Task details:
Every record below should be written out exactly; pictures stay out.

[Data entries for graphics]
__________
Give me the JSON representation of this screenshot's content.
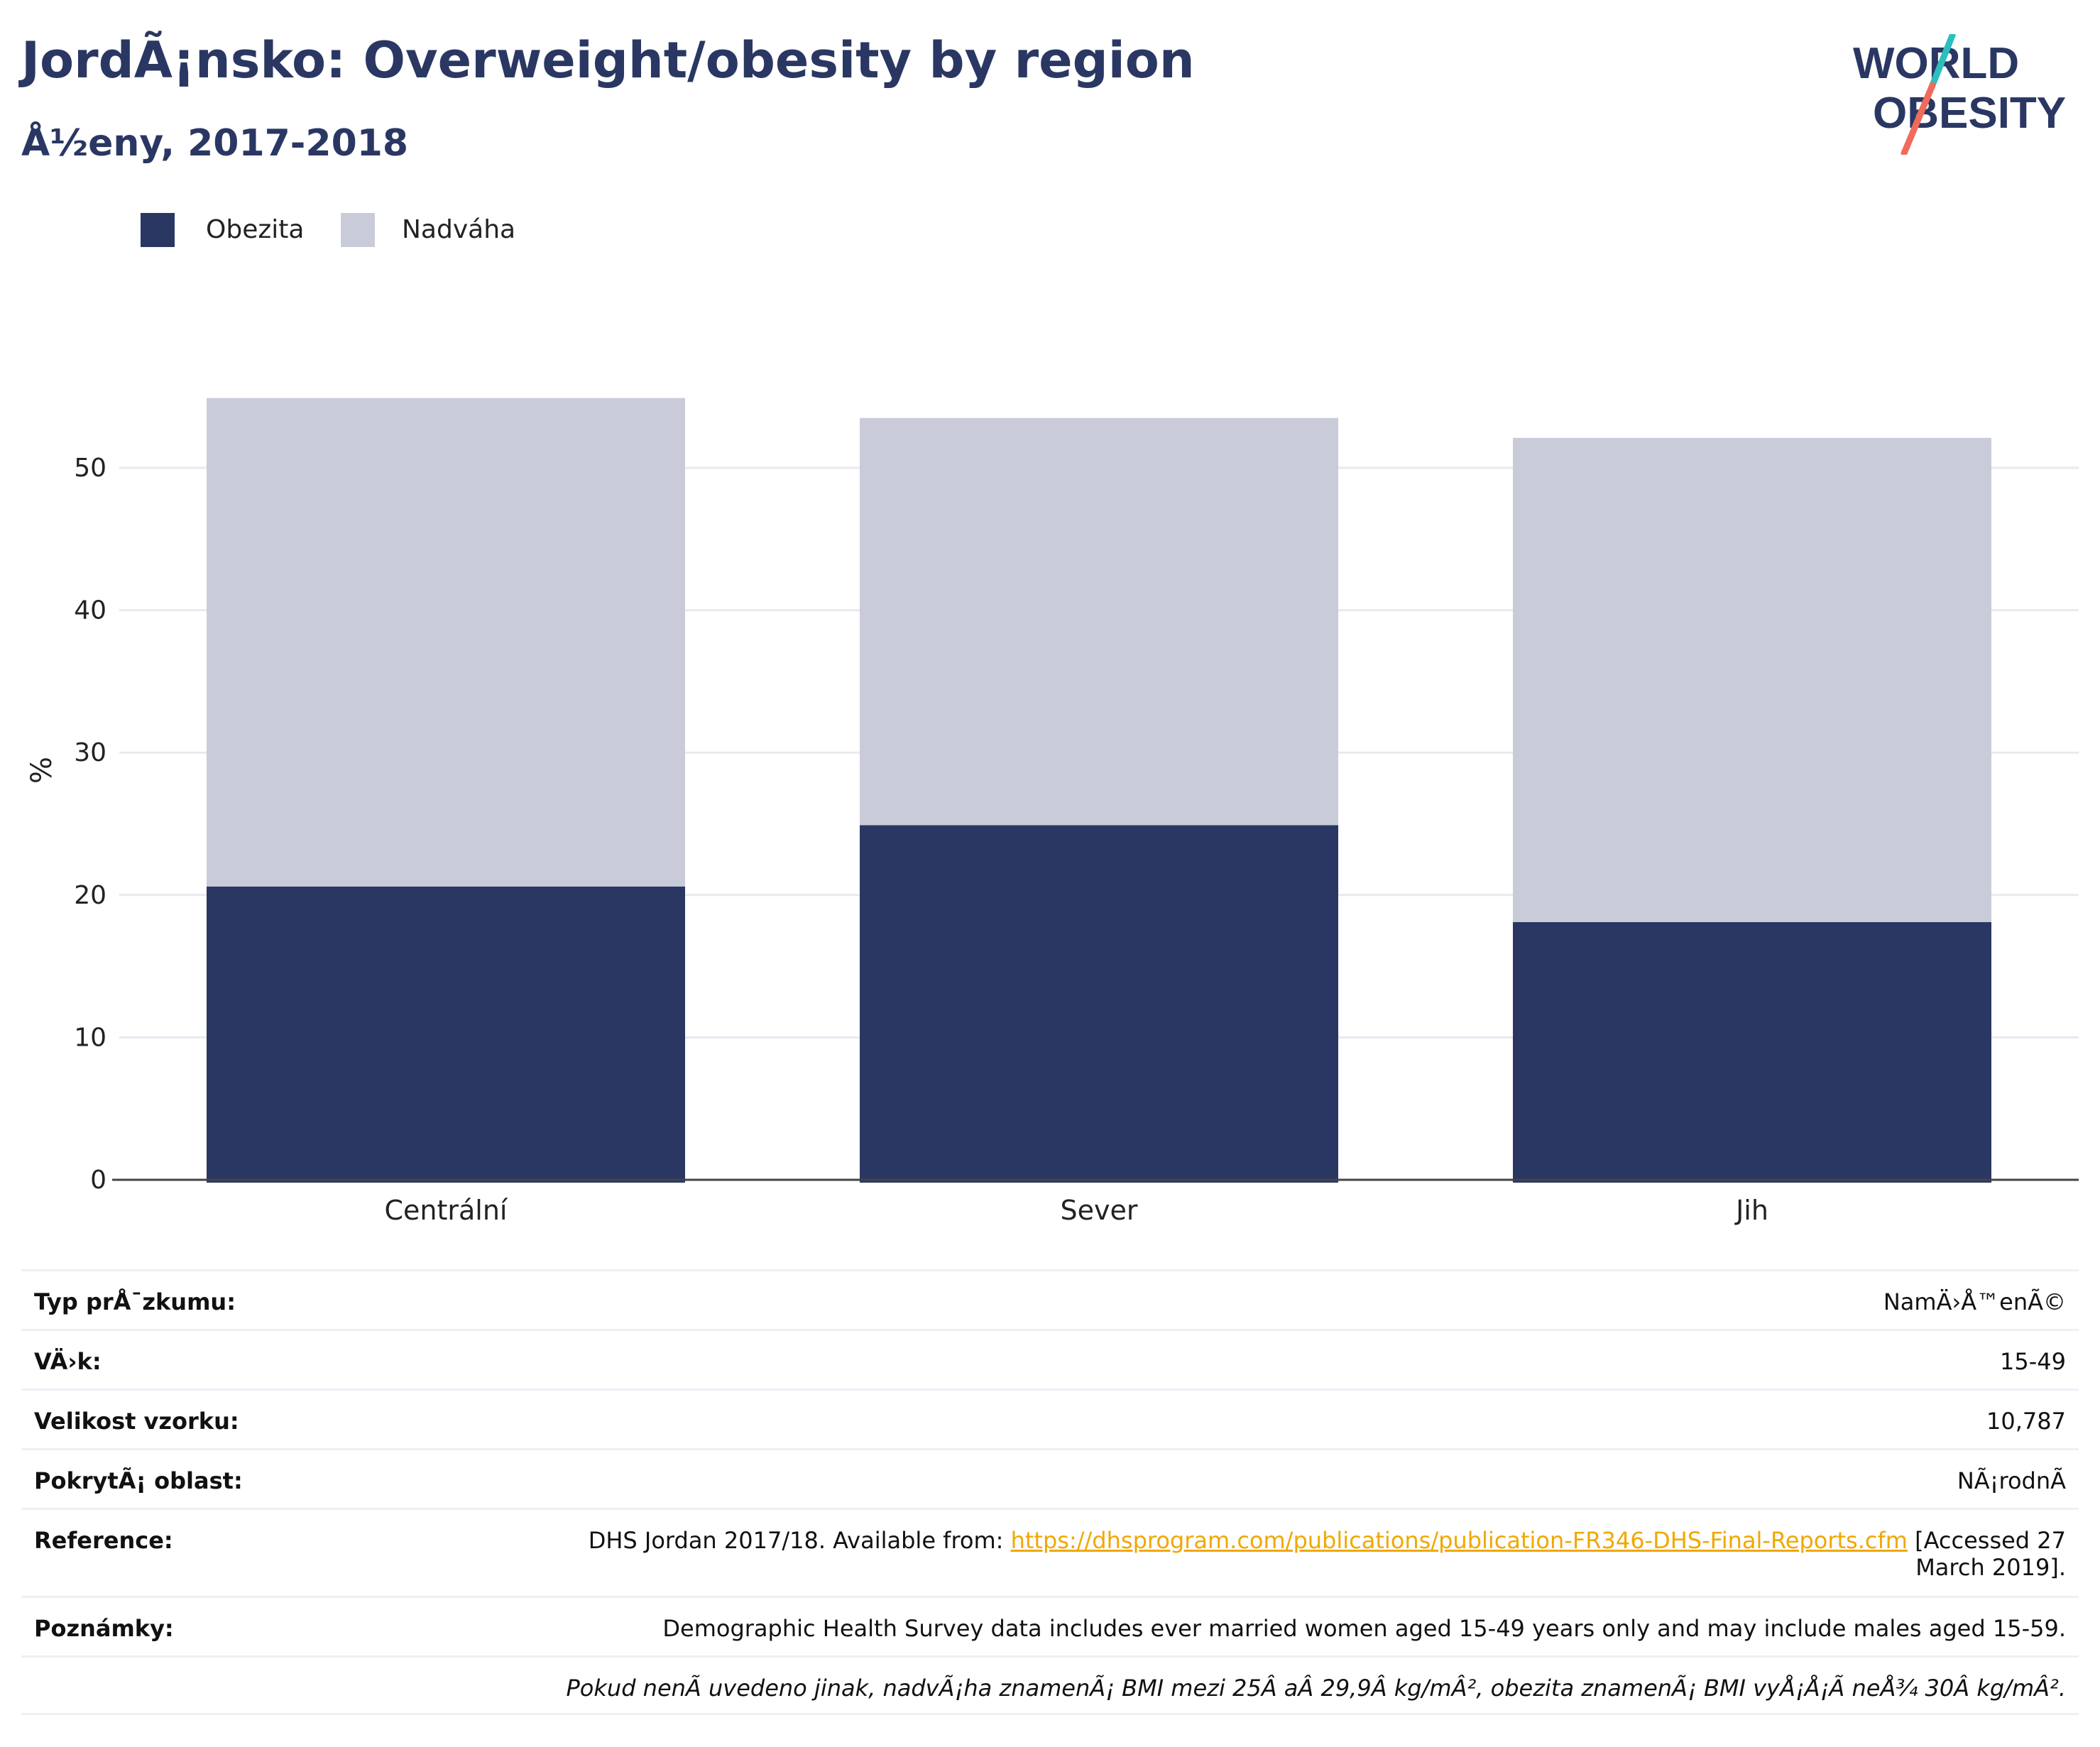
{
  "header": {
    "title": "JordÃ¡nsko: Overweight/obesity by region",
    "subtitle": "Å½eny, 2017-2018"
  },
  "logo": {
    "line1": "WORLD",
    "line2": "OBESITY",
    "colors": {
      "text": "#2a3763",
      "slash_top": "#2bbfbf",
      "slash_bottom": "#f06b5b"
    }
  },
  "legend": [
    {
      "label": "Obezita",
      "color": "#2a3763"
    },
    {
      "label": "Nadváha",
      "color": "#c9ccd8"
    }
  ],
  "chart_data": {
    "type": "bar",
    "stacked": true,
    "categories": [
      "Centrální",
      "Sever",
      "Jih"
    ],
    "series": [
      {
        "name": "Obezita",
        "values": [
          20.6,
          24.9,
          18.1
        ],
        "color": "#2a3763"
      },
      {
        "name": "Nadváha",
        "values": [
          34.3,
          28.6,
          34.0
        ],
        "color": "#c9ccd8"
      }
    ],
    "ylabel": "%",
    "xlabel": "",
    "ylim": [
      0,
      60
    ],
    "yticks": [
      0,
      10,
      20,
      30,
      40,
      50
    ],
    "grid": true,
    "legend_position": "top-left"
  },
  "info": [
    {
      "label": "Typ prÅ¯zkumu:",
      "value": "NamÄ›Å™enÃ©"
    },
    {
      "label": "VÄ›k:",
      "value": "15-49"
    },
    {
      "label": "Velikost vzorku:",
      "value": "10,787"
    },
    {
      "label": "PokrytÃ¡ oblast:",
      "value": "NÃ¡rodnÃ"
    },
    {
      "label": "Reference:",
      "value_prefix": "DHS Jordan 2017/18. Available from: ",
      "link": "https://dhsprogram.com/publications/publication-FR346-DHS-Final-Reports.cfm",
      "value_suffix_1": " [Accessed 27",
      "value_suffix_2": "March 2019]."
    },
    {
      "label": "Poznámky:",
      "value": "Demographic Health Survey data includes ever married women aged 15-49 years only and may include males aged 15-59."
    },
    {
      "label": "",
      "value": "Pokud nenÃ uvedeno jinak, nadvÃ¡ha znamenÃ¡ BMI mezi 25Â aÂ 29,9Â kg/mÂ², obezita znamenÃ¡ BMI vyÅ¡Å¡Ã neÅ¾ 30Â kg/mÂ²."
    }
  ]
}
__________
Finished exercise:
Give me the JSON representation of this screenshot's content.
{
  "header": {
    "title": "JordÃ¡nsko: Overweight/obesity by region",
    "subtitle": "Å½eny, 2017-2018"
  },
  "logo": {
    "line1": "WORLD",
    "line2": "OBESITY",
    "colors": {
      "text": "#2a3763",
      "slash_top": "#2bbfbf",
      "slash_bottom": "#f06b5b"
    }
  },
  "legend": [
    {
      "label": "Obezita",
      "color": "#2a3763"
    },
    {
      "label": "Nadváha",
      "color": "#c9ccd8"
    }
  ],
  "chart_data": {
    "type": "bar",
    "stacked": true,
    "categories": [
      "Centrální",
      "Sever",
      "Jih"
    ],
    "series": [
      {
        "name": "Obezita",
        "values": [
          20.6,
          24.9,
          18.1
        ],
        "color": "#2a3763"
      },
      {
        "name": "Nadváha",
        "values": [
          34.3,
          28.6,
          34.0
        ],
        "color": "#c9ccd8"
      }
    ],
    "ylabel": "%",
    "xlabel": "",
    "ylim": [
      0,
      60
    ],
    "yticks": [
      0,
      10,
      20,
      30,
      40,
      50
    ],
    "grid": true,
    "legend_position": "top-left"
  },
  "info": [
    {
      "label": "Typ prÅ¯zkumu:",
      "value": "NamÄ›Å™enÃ©"
    },
    {
      "label": "VÄ›k:",
      "value": "15-49"
    },
    {
      "label": "Velikost vzorku:",
      "value": "10,787"
    },
    {
      "label": "PokrytÃ¡ oblast:",
      "value": "NÃ¡rodnÃ"
    },
    {
      "label": "Reference:",
      "value_prefix": "DHS Jordan 2017/18. Available from: ",
      "link": "https://dhsprogram.com/publications/publication-FR346-DHS-Final-Reports.cfm",
      "value_suffix_1": " [Accessed 27",
      "value_suffix_2": "March 2019]."
    },
    {
      "label": "Poznámky:",
      "value": "Demographic Health Survey data includes ever married women aged 15-49 years only and may include males aged 15-59."
    },
    {
      "label": "",
      "value": "Pokud nenÃ uvedeno jinak, nadvÃ¡ha znamenÃ¡ BMI mezi 25Â aÂ 29,9Â kg/mÂ², obezita znamenÃ¡ BMI vyÅ¡Å¡Ã neÅ¾ 30Â kg/mÂ²."
    }
  ]
}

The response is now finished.